- _TASK LIST_
A. Answer these questions using the battery drain test text.
(i) Which cable is disconnected first, and from which terminal?
(ii) Above what ammeter reading is something using too much battery power?
(iii) Which fuses should be pulled last?
B. Carry on the parasitic battery drain test procedure past its final step.

- _DOCUMENT_
+--
We've pretty much covered it, but here's a link to a generic parasitic battery test procedure: wikihow.com

 

  1. Remove the negative side battery cable from the negative battery terminal.
  2. Attach an ammeter(this measures amperage) between the negative cable and the negative battery post. wait a few seconds to several minutes for the car to go into sleep mode. i.e. when you make the contact with the test light the cars computer systems "wake up" after a bit of time they will go to "sleep".
  3. If the ammeter is reading over 25-50 milliamps, something is using too much battery power.
  4. Go to the fuse panel(s) and remove fuses, one at a time. Pull the main fuses (higher amp ratings)last. Be sure to observe the ammeter after pulling each fuse.
  5. Watch for the ammeter to drop to acceptable drain. The fuse that reduces the drain is the draw. Consult the owners' manual or service manual to find what circuits are on that fuse.
+--
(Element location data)
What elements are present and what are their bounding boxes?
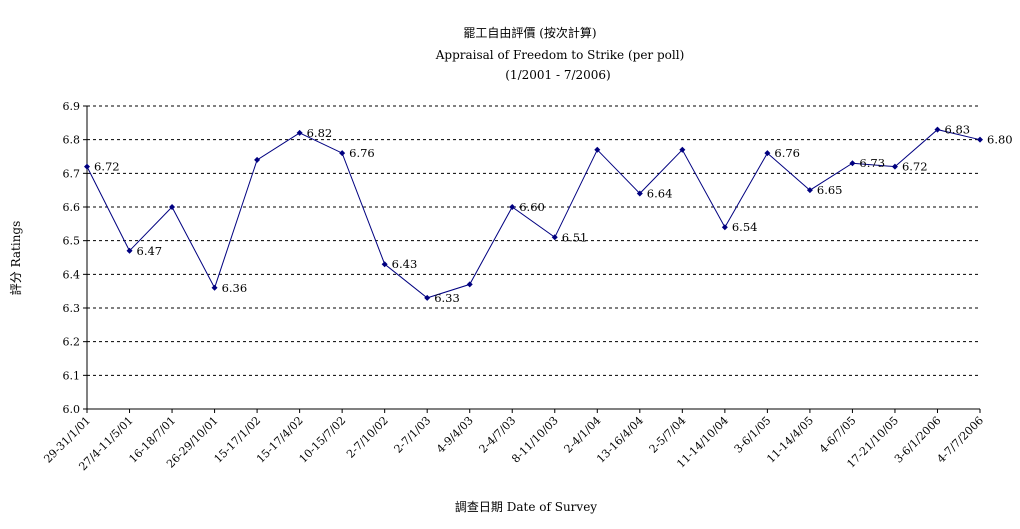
x-tick-label: 2-4/1/04 (562, 414, 604, 456)
chart-subtitle-date-range: (1/2001 - 7/2006) (505, 68, 610, 82)
x-tick-label: 3-6/1/05 (732, 414, 774, 456)
y-tick-label: 6.4 (63, 268, 81, 281)
data-point (721, 224, 728, 231)
data-point (891, 163, 898, 170)
x-axis-ticks: 29-31/1/0127/4-11/5/0116-18/7/0126-29/10… (41, 409, 986, 473)
data-point (934, 126, 941, 133)
data-point (84, 163, 90, 170)
data-point (381, 261, 388, 268)
axes (86, 106, 980, 410)
data-label: 6.73 (859, 156, 885, 170)
data-label: 6.82 (307, 126, 333, 140)
data-point (551, 234, 558, 241)
x-tick-label: 2-7/1/03 (392, 414, 434, 456)
data-point (254, 156, 261, 163)
y-tick-label: 6.5 (63, 235, 81, 248)
y-tick-label: 6.9 (63, 100, 81, 113)
series-ratings (84, 126, 983, 301)
data-point (169, 204, 176, 210)
data-labels: 6.72 6.47 6.36 6.82 6.76 6.43 6.33 6.60 6.51 6.64… (94, 123, 1013, 305)
data-label: 6.76 (774, 146, 800, 160)
x-tick-label: 10-15/7/02 (297, 414, 349, 466)
data-label: 6.64 (647, 187, 673, 201)
y-tick-label: 6.3 (63, 302, 81, 315)
series-line (86, 129, 981, 299)
data-point (509, 204, 516, 210)
x-tick-label: 2-7/10/02 (344, 414, 391, 461)
y-tick-label: 6.1 (63, 369, 81, 382)
data-label: 6.83 (944, 123, 970, 137)
data-point (126, 247, 133, 254)
chart-title: 罷工自由評價 (按次計算) (463, 25, 596, 40)
y-tick-label: 6.6 (63, 201, 81, 214)
y-tick-label: 6.2 (63, 336, 81, 349)
x-tick-label: 13-16/4/04 (594, 414, 646, 466)
data-label: 6.60 (519, 200, 545, 214)
data-label: 6.72 (902, 160, 928, 174)
data-label: 6.76 (349, 146, 375, 160)
data-point (679, 146, 686, 153)
data-label: 6.51 (562, 230, 588, 244)
data-point (977, 136, 983, 143)
y-axis-ticks: 6.0 6.1 6.2 6.3 6.4 6.5 6.6 6.7 6.8 6.9 (63, 100, 87, 416)
data-point (466, 281, 473, 288)
gridlines (87, 105, 980, 376)
x-tick-label: 11-14/4/05 (764, 414, 816, 466)
data-point (339, 150, 346, 157)
data-label: 6.36 (222, 281, 248, 295)
x-tick-label: 4-7/7/2006 (934, 414, 986, 466)
data-point (849, 160, 856, 167)
data-point (636, 190, 643, 197)
data-point (296, 129, 303, 136)
data-point (424, 294, 431, 301)
data-label: 6.43 (392, 257, 418, 271)
y-tick-label: 6.8 (63, 134, 81, 147)
data-point (594, 146, 601, 153)
data-label: 6.72 (94, 160, 120, 174)
data-label: 6.47 (137, 244, 163, 258)
data-label: 6.80 (987, 133, 1013, 147)
x-tick-label: 8-11/10/03 (509, 414, 561, 466)
data-point (764, 150, 771, 157)
y-tick-label: 6.7 (63, 167, 81, 180)
x-tick-label: 4-6/7/05 (817, 414, 859, 456)
x-tick-label: 4-9/4/03 (434, 414, 476, 456)
x-axis-label: 調查日期 Date of Survey (455, 500, 597, 514)
data-point (211, 284, 218, 291)
data-point (806, 187, 813, 194)
chart-subtitle: Appraisal of Freedom to Strike (per poll… (435, 48, 685, 62)
x-tick-label: 2-4/7/03 (477, 414, 519, 456)
y-axis-label: 評分 Ratings (8, 221, 23, 296)
y-tick-label: 6.0 (63, 403, 81, 416)
data-label: 6.33 (434, 291, 460, 305)
data-label: 6.54 (732, 220, 758, 234)
x-tick-label: 2-5/7/04 (647, 414, 689, 456)
data-label: 6.65 (817, 183, 843, 197)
+--
- _RESULTS OF THE EXERCISE_
A.
(i) The negative side battery cable is disconnected from the negative battery terminal.
(ii) Above 25-50 milliamps.
(iii) The main fuses, which have higher amp ratings.

B.
  6. Check each device (circuit) on that fuse. Stop each lamp, heater, etc. to find the drain.
  7. Repeat steps 1&2 to test your repair. The ammeter will tell you exact numbers.

 

EDITOR'S NOTE: The original author listed this repair using a 12v test light. As an ASE certified mechanic, the best place for your test light is the trash. A test light doesnt measure voltage; it shows if enough voltage is present to light the lamp.

 

An ammeter meaures current (in amps), and that is what you are fighting against if you have a parasitic drain problem.

 

Harbor freight sells a $3 digital multimeter (dmm) that has an amps setting. I use a Fluke, but it's whatever your trying to spend your dollars on.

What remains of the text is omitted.